_WRITTEN REQUEST:_ Quote the records in full and leave their pictures out.

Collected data

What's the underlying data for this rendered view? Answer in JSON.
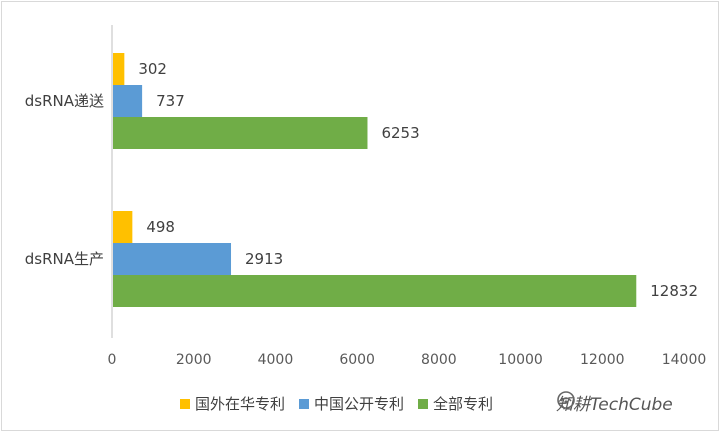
{
  "chart_data": {
    "type": "bar",
    "orientation": "horizontal",
    "categories": [
      "dsRNA递送",
      "dsRNA生产"
    ],
    "series": [
      {
        "name": "国外在华专利",
        "color": "#FFC000",
        "values": [
          302,
          498
        ]
      },
      {
        "name": "中国公开专利",
        "color": "#5B9BD5",
        "values": [
          737,
          2913
        ]
      },
      {
        "name": "全部专利",
        "color": "#70AD47",
        "values": [
          6253,
          12832
        ]
      }
    ],
    "xlim": [
      0,
      14000
    ],
    "xticks": [
      0,
      2000,
      4000,
      6000,
      8000,
      10000,
      12000,
      14000
    ],
    "grid": false,
    "legend_position": "bottom",
    "title": "",
    "xlabel": "",
    "ylabel": ""
  },
  "watermark": {
    "text": "知耕TechCube",
    "icon": "wechat-official-account-icon"
  }
}
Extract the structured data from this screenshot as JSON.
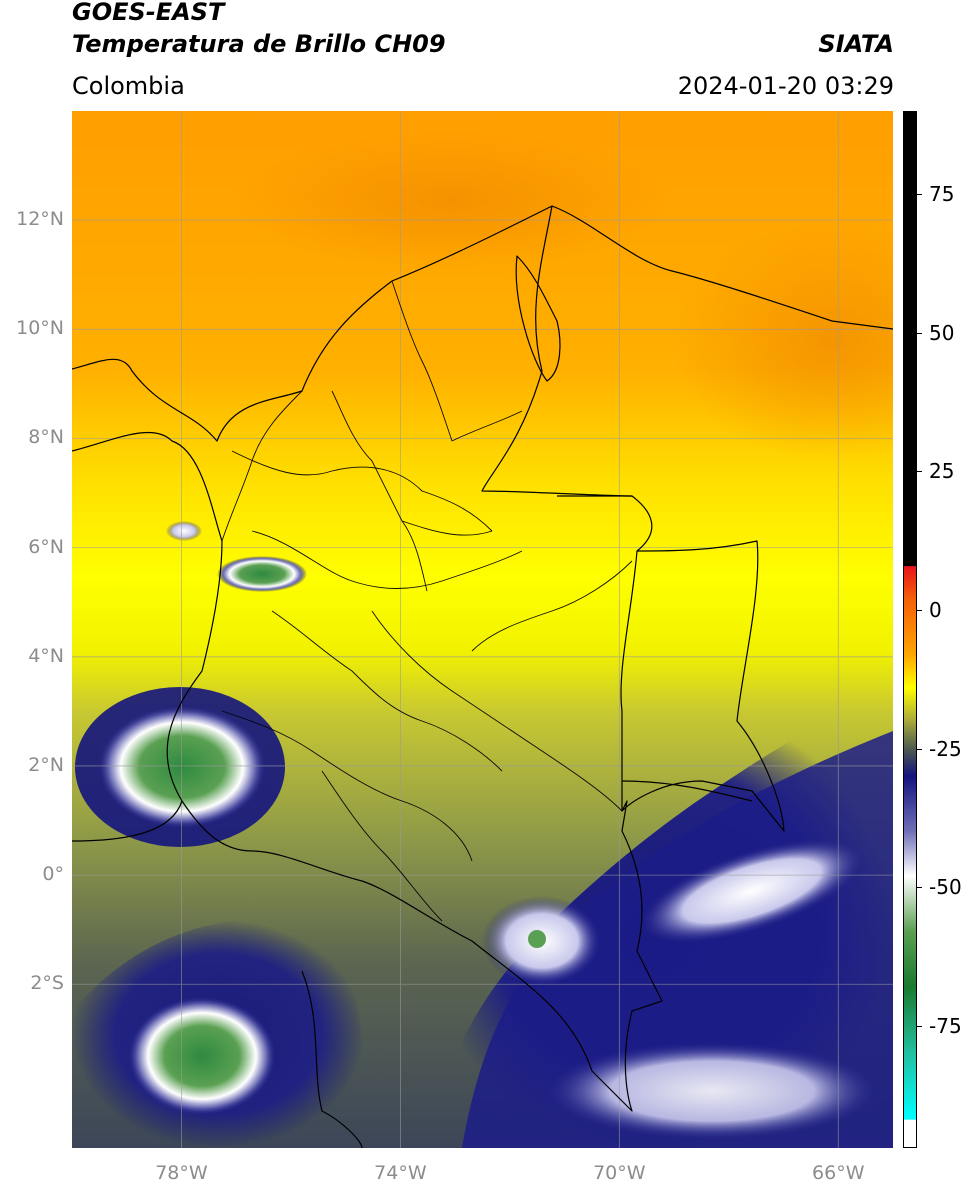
{
  "header": {
    "title_line1": "GOES-EAST",
    "title_line2": "Temperatura de Brillo CH09",
    "brand": "SIATA",
    "region": "Colombia",
    "timestamp": "2024-01-20 03:29"
  },
  "map": {
    "lon_range": [
      -80,
      -65
    ],
    "lat_range": [
      -5,
      14
    ],
    "lat_labels": [
      {
        "lat": 12,
        "label": "12°N"
      },
      {
        "lat": 10,
        "label": "10°N"
      },
      {
        "lat": 8,
        "label": "8°N"
      },
      {
        "lat": 6,
        "label": "6°N"
      },
      {
        "lat": 4,
        "label": "4°N"
      },
      {
        "lat": 2,
        "label": "2°N"
      },
      {
        "lat": 0,
        "label": "0°"
      },
      {
        "lat": -2,
        "label": "2°S"
      }
    ],
    "lon_labels": [
      {
        "lon": -78,
        "label": "78°W"
      },
      {
        "lon": -74,
        "label": "74°W"
      },
      {
        "lon": -70,
        "label": "70°W"
      },
      {
        "lon": -66,
        "label": "66°W"
      }
    ]
  },
  "colorbar": {
    "range": [
      -97,
      90
    ],
    "ticks": [
      {
        "value": 75,
        "label": "75"
      },
      {
        "value": 50,
        "label": "50"
      },
      {
        "value": 25,
        "label": "25"
      },
      {
        "value": 0,
        "label": "0"
      },
      {
        "value": -25,
        "label": "-25"
      },
      {
        "value": -50,
        "label": "-50"
      },
      {
        "value": -75,
        "label": "-75"
      }
    ],
    "stops": [
      {
        "value": 90,
        "color": "#000000"
      },
      {
        "value": 8,
        "color": "#000000"
      },
      {
        "value": 7.9,
        "color": "#e8141c"
      },
      {
        "value": 2,
        "color": "#f5600a"
      },
      {
        "value": -8,
        "color": "#ffa500"
      },
      {
        "value": -14,
        "color": "#ffff00"
      },
      {
        "value": -20,
        "color": "#a8a83c"
      },
      {
        "value": -25,
        "color": "#4e5c4e"
      },
      {
        "value": -30,
        "color": "#14147e"
      },
      {
        "value": -40,
        "color": "#7070b8"
      },
      {
        "value": -48,
        "color": "#ffffff"
      },
      {
        "value": -58,
        "color": "#5aa052"
      },
      {
        "value": -68,
        "color": "#1a7a2e"
      },
      {
        "value": -80,
        "color": "#22c0a0"
      },
      {
        "value": -92,
        "color": "#00ffff"
      },
      {
        "value": -92.1,
        "color": "#ffffff"
      },
      {
        "value": -97,
        "color": "#ffffff"
      }
    ]
  }
}
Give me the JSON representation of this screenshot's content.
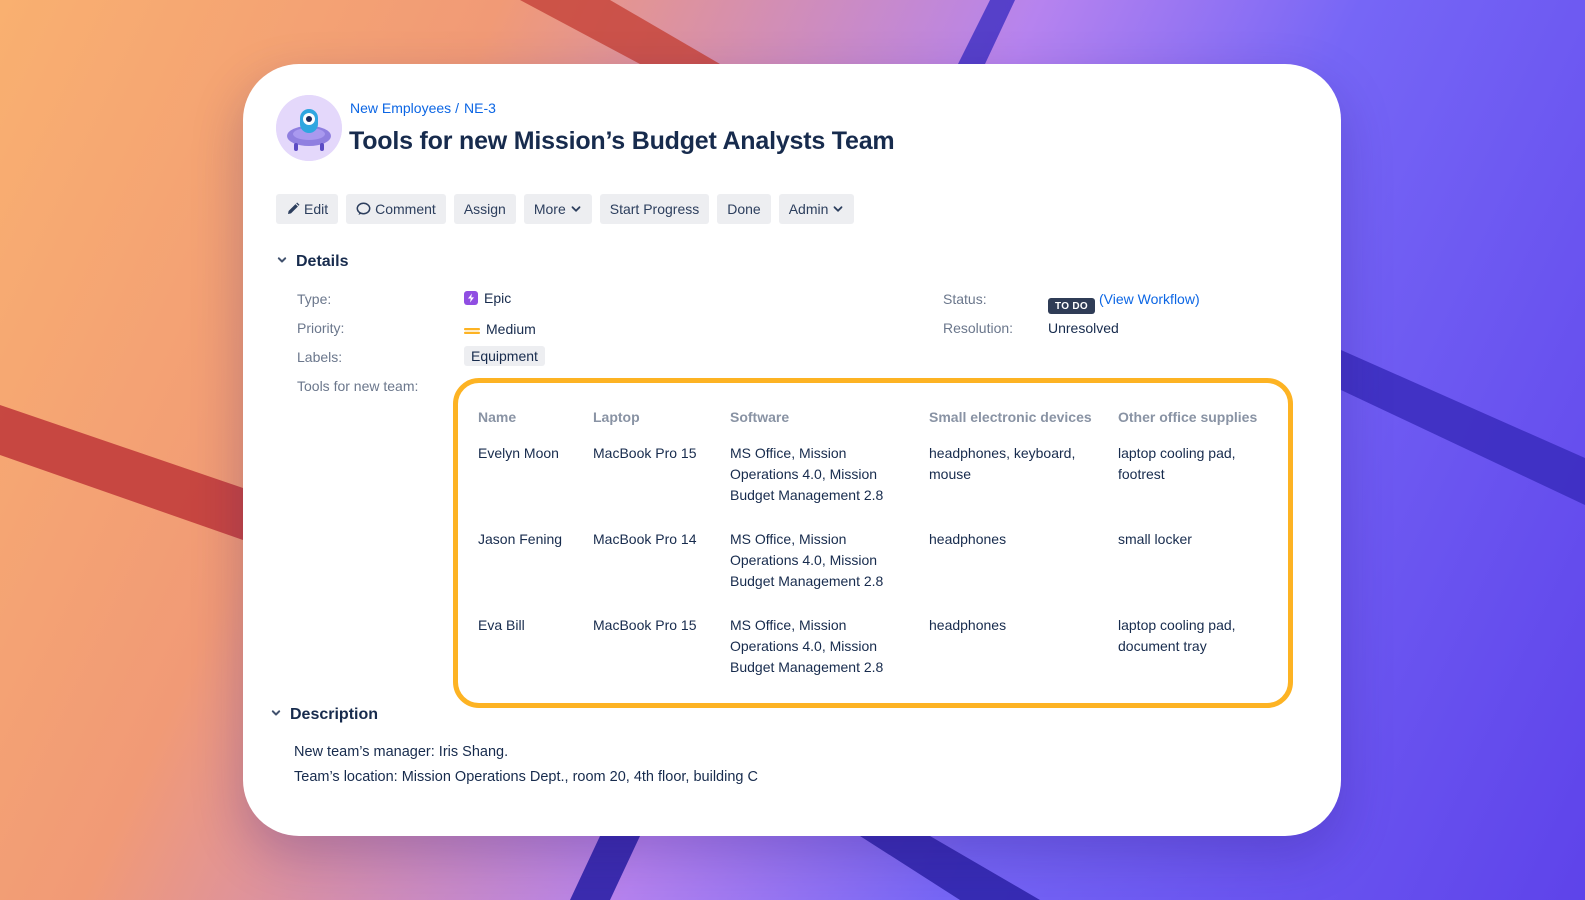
{
  "breadcrumb": {
    "project": "New Employees",
    "issue_key": "NE-3"
  },
  "title": "Tools for new Mission’s Budget Analysts Team",
  "toolbar": {
    "edit": "Edit",
    "comment": "Comment",
    "assign": "Assign",
    "more": "More",
    "start_progress": "Start Progress",
    "done": "Done",
    "admin": "Admin"
  },
  "details": {
    "heading": "Details",
    "type_label": "Type:",
    "type_value": "Epic",
    "priority_label": "Priority:",
    "priority_value": "Medium",
    "labels_label": "Labels:",
    "labels_value": "Equipment",
    "status_label": "Status:",
    "status_value": "TO DO",
    "view_workflow": "(View Workflow)",
    "resolution_label": "Resolution:",
    "resolution_value": "Unresolved",
    "tools_label": "Tools for new team:"
  },
  "tools_table": {
    "headers": [
      "Name",
      "Laptop",
      "Software",
      "Small electronic devices",
      "Other office supplies"
    ],
    "rows": [
      {
        "name": "Evelyn Moon",
        "laptop": "MacBook Pro 15",
        "software": [
          "MS Office, Mission",
          "Operations 4.0, Mission",
          "Budget Management 2.8"
        ],
        "devices": [
          "headphones, keyboard,",
          "mouse"
        ],
        "supplies": [
          "laptop cooling pad,",
          "footrest"
        ]
      },
      {
        "name": "Jason Fening",
        "laptop": "MacBook Pro 14",
        "software": [
          "MS Office, Mission",
          "Operations 4.0, Mission",
          "Budget Management 2.8"
        ],
        "devices": [
          "headphones"
        ],
        "supplies": [
          "small locker"
        ]
      },
      {
        "name": "Eva Bill",
        "laptop": "MacBook Pro 15",
        "software": [
          "MS Office, Mission",
          "Operations 4.0, Mission",
          "Budget Management 2.8"
        ],
        "devices": [
          "headphones"
        ],
        "supplies": [
          "laptop cooling pad,",
          "document tray"
        ]
      }
    ]
  },
  "description": {
    "heading": "Description",
    "lines": [
      "New team’s manager: Iris Shang.",
      "Team’s location: Mission Operations Dept., room 20, 4th floor, building C"
    ]
  },
  "colors": {
    "accent": "#fdb323",
    "link": "#0c66e4",
    "epic": "#904ee2",
    "status_todo": "#2f3c56"
  },
  "icons": [
    "project-avatar-icon",
    "pencil-icon",
    "comment-icon",
    "chevron-down-icon",
    "epic-icon",
    "priority-medium-icon"
  ]
}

_RESPONSE TO THE EXERCISE:_
What's the underlying data for this rendered view? Answer in JSON.
{
  "chart_data": {
    "type": "bar",
    "orientation": "horizontal",
    "categories": [
      "dsRNA递送",
      "dsRNA生产"
    ],
    "series": [
      {
        "name": "国外在华专利",
        "color": "#FFC000",
        "values": [
          302,
          498
        ]
      },
      {
        "name": "中国公开专利",
        "color": "#5B9BD5",
        "values": [
          737,
          2913
        ]
      },
      {
        "name": "全部专利",
        "color": "#70AD47",
        "values": [
          6253,
          12832
        ]
      }
    ],
    "xlim": [
      0,
      14000
    ],
    "xticks": [
      0,
      2000,
      4000,
      6000,
      8000,
      10000,
      12000,
      14000
    ],
    "grid": false,
    "legend_position": "bottom",
    "title": "",
    "xlabel": "",
    "ylabel": ""
  },
  "watermark": {
    "text": "知耕TechCube",
    "icon": "wechat-official-account-icon"
  }
}
Extract the structured data from this screenshot as JSON.
{
  "header": {
    "title_line1": "GOES-EAST",
    "title_line2": "Temperatura de Brillo CH09",
    "brand": "SIATA",
    "region": "Colombia",
    "timestamp": "2024-01-20 03:29"
  },
  "map": {
    "lon_range": [
      -80,
      -65
    ],
    "lat_range": [
      -5,
      14
    ],
    "lat_labels": [
      {
        "lat": 12,
        "label": "12°N"
      },
      {
        "lat": 10,
        "label": "10°N"
      },
      {
        "lat": 8,
        "label": "8°N"
      },
      {
        "lat": 6,
        "label": "6°N"
      },
      {
        "lat": 4,
        "label": "4°N"
      },
      {
        "lat": 2,
        "label": "2°N"
      },
      {
        "lat": 0,
        "label": "0°"
      },
      {
        "lat": -2,
        "label": "2°S"
      }
    ],
    "lon_labels": [
      {
        "lon": -78,
        "label": "78°W"
      },
      {
        "lon": -74,
        "label": "74°W"
      },
      {
        "lon": -70,
        "label": "70°W"
      },
      {
        "lon": -66,
        "label": "66°W"
      }
    ]
  },
  "colorbar": {
    "range": [
      -97,
      90
    ],
    "ticks": [
      {
        "value": 75,
        "label": "75"
      },
      {
        "value": 50,
        "label": "50"
      },
      {
        "value": 25,
        "label": "25"
      },
      {
        "value": 0,
        "label": "0"
      },
      {
        "value": -25,
        "label": "-25"
      },
      {
        "value": -50,
        "label": "-50"
      },
      {
        "value": -75,
        "label": "-75"
      }
    ],
    "stops": [
      {
        "value": 90,
        "color": "#000000"
      },
      {
        "value": 8,
        "color": "#000000"
      },
      {
        "value": 7.9,
        "color": "#e8141c"
      },
      {
        "value": 2,
        "color": "#f5600a"
      },
      {
        "value": -8,
        "color": "#ffa500"
      },
      {
        "value": -14,
        "color": "#ffff00"
      },
      {
        "value": -20,
        "color": "#a8a83c"
      },
      {
        "value": -25,
        "color": "#4e5c4e"
      },
      {
        "value": -30,
        "color": "#14147e"
      },
      {
        "value": -40,
        "color": "#7070b8"
      },
      {
        "value": -48,
        "color": "#ffffff"
      },
      {
        "value": -58,
        "color": "#5aa052"
      },
      {
        "value": -68,
        "color": "#1a7a2e"
      },
      {
        "value": -80,
        "color": "#22c0a0"
      },
      {
        "value": -92,
        "color": "#00ffff"
      },
      {
        "value": -92.1,
        "color": "#ffffff"
      },
      {
        "value": -97,
        "color": "#ffffff"
      }
    ]
  }
}
Give me the JSON representation of this screenshot's content.
{
  "breadcrumb": {
    "project": "New Employees",
    "issue_key": "NE-3"
  },
  "title": "Tools for new Mission’s Budget Analysts Team",
  "toolbar": {
    "edit": "Edit",
    "comment": "Comment",
    "assign": "Assign",
    "more": "More",
    "start_progress": "Start Progress",
    "done": "Done",
    "admin": "Admin"
  },
  "details": {
    "heading": "Details",
    "type_label": "Type:",
    "type_value": "Epic",
    "priority_label": "Priority:",
    "priority_value": "Medium",
    "labels_label": "Labels:",
    "labels_value": "Equipment",
    "status_label": "Status:",
    "status_value": "TO DO",
    "view_workflow": "(View Workflow)",
    "resolution_label": "Resolution:",
    "resolution_value": "Unresolved",
    "tools_label": "Tools for new team:"
  },
  "tools_table": {
    "headers": [
      "Name",
      "Laptop",
      "Software",
      "Small electronic devices",
      "Other office supplies"
    ],
    "rows": [
      {
        "name": "Evelyn Moon",
        "laptop": "MacBook Pro 15",
        "software": [
          "MS Office, Mission",
          "Operations 4.0, Mission",
          "Budget Management 2.8"
        ],
        "devices": [
          "headphones, keyboard,",
          "mouse"
        ],
        "supplies": [
          "laptop cooling pad,",
          "footrest"
        ]
      },
      {
        "name": "Jason Fening",
        "laptop": "MacBook Pro 14",
        "software": [
          "MS Office, Mission",
          "Operations 4.0, Mission",
          "Budget Management 2.8"
        ],
        "devices": [
          "headphones"
        ],
        "supplies": [
          "small locker"
        ]
      },
      {
        "name": "Eva Bill",
        "laptop": "MacBook Pro 15",
        "software": [
          "MS Office, Mission",
          "Operations 4.0, Mission",
          "Budget Management 2.8"
        ],
        "devices": [
          "headphones"
        ],
        "supplies": [
          "laptop cooling pad,",
          "document tray"
        ]
      }
    ]
  },
  "description": {
    "heading": "Description",
    "lines": [
      "New team’s manager: Iris Shang.",
      "Team’s location: Mission Operations Dept., room 20, 4th floor, building C"
    ]
  },
  "colors": {
    "accent": "#fdb323",
    "link": "#0c66e4",
    "epic": "#904ee2",
    "status_todo": "#2f3c56"
  },
  "icons": [
    "project-avatar-icon",
    "pencil-icon",
    "comment-icon",
    "chevron-down-icon",
    "epic-icon",
    "priority-medium-icon"
  ]
}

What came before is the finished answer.